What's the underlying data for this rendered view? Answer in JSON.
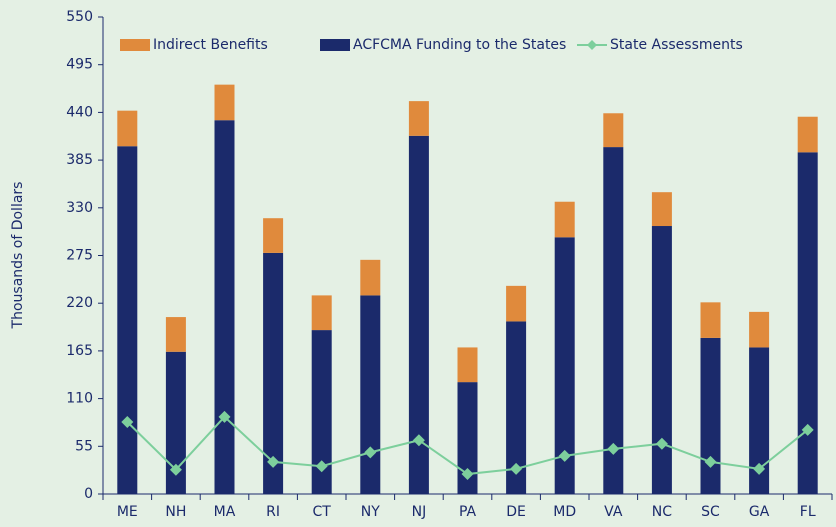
{
  "chart_data": {
    "type": "bar",
    "stacked": true,
    "y_label": "Thousands of Dollars",
    "categories": [
      "ME",
      "NH",
      "MA",
      "RI",
      "CT",
      "NY",
      "NJ",
      "PA",
      "DE",
      "MD",
      "VA",
      "NC",
      "SC",
      "GA",
      "FL"
    ],
    "series": [
      {
        "name": "Indirect Benefits",
        "color": "#e08a3c",
        "type": "bar",
        "stack_order": 2,
        "values": [
          41,
          40,
          41,
          40,
          40,
          41,
          40,
          40,
          41,
          41,
          39,
          39,
          41,
          41,
          41
        ]
      },
      {
        "name": "ACFCMA Funding to the States",
        "color": "#1b2a6b",
        "type": "bar",
        "stack_order": 1,
        "values": [
          401,
          164,
          431,
          278,
          189,
          229,
          413,
          129,
          199,
          296,
          400,
          309,
          180,
          169,
          394
        ]
      },
      {
        "name": "State Assessments",
        "color": "#7dcf9c",
        "type": "line",
        "values": [
          83,
          28,
          89,
          37,
          32,
          48,
          62,
          23,
          29,
          44,
          52,
          58,
          37,
          29,
          74
        ]
      }
    ],
    "ylim": [
      0,
      550
    ],
    "yticks": [
      0,
      55,
      110,
      165,
      220,
      275,
      330,
      385,
      440,
      495,
      550
    ],
    "legend": "top"
  }
}
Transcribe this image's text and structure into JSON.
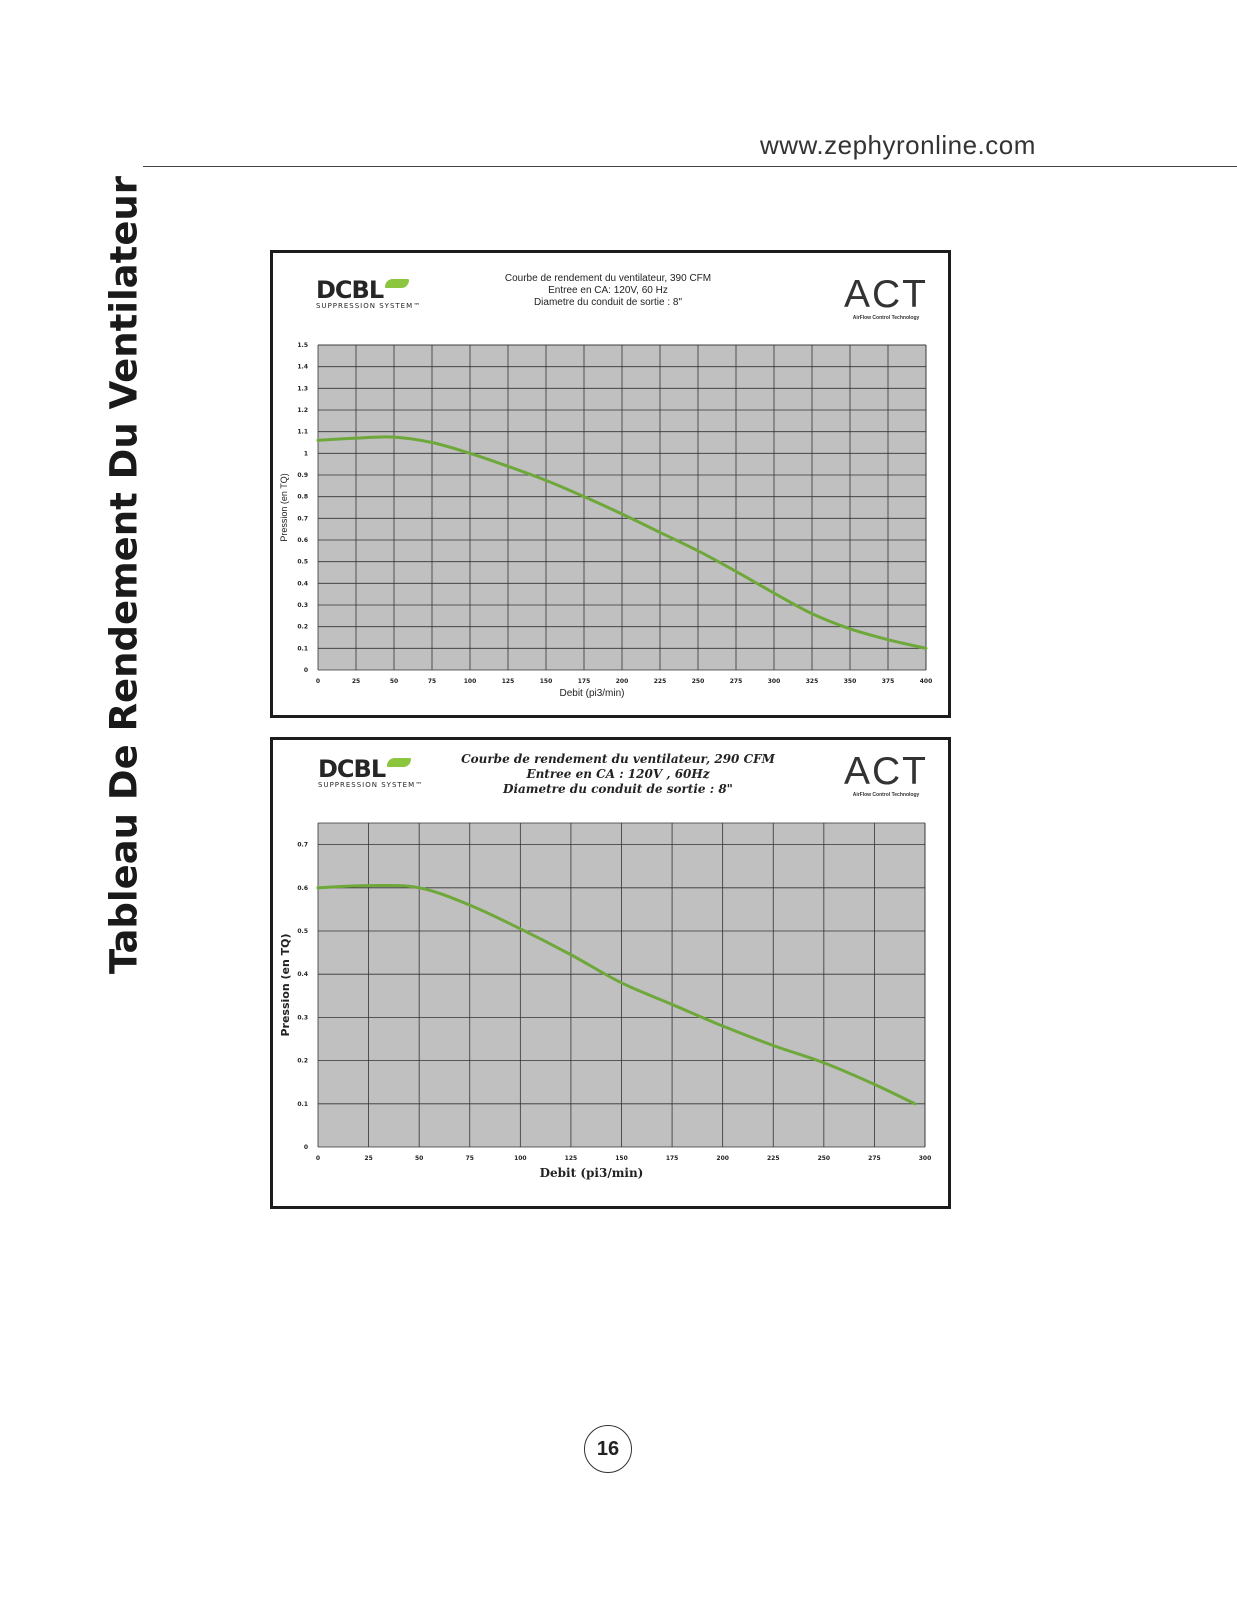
{
  "header": {
    "url": "www.zephyronline.com",
    "side_title": "Tableau De Rendement Du Ventilateur"
  },
  "page_number": "16",
  "colors": {
    "curve": "#6ea73a",
    "plot_bg": "#c0c0c0",
    "grid": "#333333"
  },
  "chart_data": [
    {
      "type": "line",
      "logo_left": {
        "name": "DCBL",
        "sub": "SUPPRESSION SYSTEM™"
      },
      "logo_right": {
        "name": "ACT",
        "sub": "AirFlow Control Technology"
      },
      "title_lines": [
        "Courbe de rendement du ventilateur, 390 CFM",
        "Entree en CA: 120V, 60 Hz",
        "Diametre du conduit de sortie : 8\""
      ],
      "xlabel": "Debit (pi3/min)",
      "ylabel": "Pression (en TQ)",
      "xlim": [
        0,
        400
      ],
      "ylim": [
        0,
        1.5
      ],
      "xticks": [
        "0",
        "25",
        "50",
        "75",
        "100",
        "125",
        "150",
        "175",
        "200",
        "225",
        "250",
        "275",
        "300",
        "325",
        "350",
        "375",
        "400"
      ],
      "yticks": [
        "0",
        "0.1",
        "0.2",
        "0.3",
        "0.4",
        "0.5",
        "0.6",
        "0.7",
        "0.8",
        "0.9",
        "1",
        "1.1",
        "1.2",
        "1.3",
        "1.4",
        "1.5"
      ],
      "grid": true,
      "series": [
        {
          "x": [
            0,
            25,
            50,
            75,
            100,
            125,
            150,
            175,
            200,
            225,
            250,
            275,
            300,
            325,
            350,
            375,
            400
          ],
          "y": [
            1.06,
            1.07,
            1.075,
            1.05,
            1.0,
            0.94,
            0.875,
            0.8,
            0.72,
            0.635,
            0.55,
            0.455,
            0.355,
            0.26,
            0.19,
            0.14,
            0.1
          ]
        }
      ]
    },
    {
      "type": "line",
      "logo_left": {
        "name": "DCBL",
        "sub": "SUPPRESSION SYSTEM™"
      },
      "logo_right": {
        "name": "ACT",
        "sub": "AirFlow Control Technology"
      },
      "title_lines": [
        "Courbe de rendement du ventilateur, 290 CFM",
        "Entree en CA : 120V , 60Hz",
        "Diametre du conduit de sortie : 8\""
      ],
      "xlabel": "Debit (pi3/min)",
      "ylabel": "Pression (en TQ)",
      "xlim": [
        0,
        300
      ],
      "ylim": [
        0,
        0.75
      ],
      "xticks": [
        "0",
        "25",
        "50",
        "75",
        "100",
        "125",
        "150",
        "175",
        "200",
        "225",
        "250",
        "275",
        "300"
      ],
      "yticks": [
        "0",
        "0.1",
        "0.2",
        "0.3",
        "0.4",
        "0.5",
        "0.6",
        "0.7"
      ],
      "grid": true,
      "series": [
        {
          "x": [
            0,
            25,
            50,
            75,
            100,
            125,
            150,
            175,
            200,
            225,
            250,
            275,
            295
          ],
          "y": [
            0.6,
            0.605,
            0.6,
            0.56,
            0.505,
            0.445,
            0.38,
            0.33,
            0.28,
            0.235,
            0.195,
            0.145,
            0.1
          ]
        }
      ]
    }
  ]
}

Aim
Using the records above, copy every line that has the word "Courbe" in it.

Solution to this exercise
        "Courbe de rendement du ventilateur, 390 CFM",
        "Courbe de rendement du ventilateur, 290 CFM",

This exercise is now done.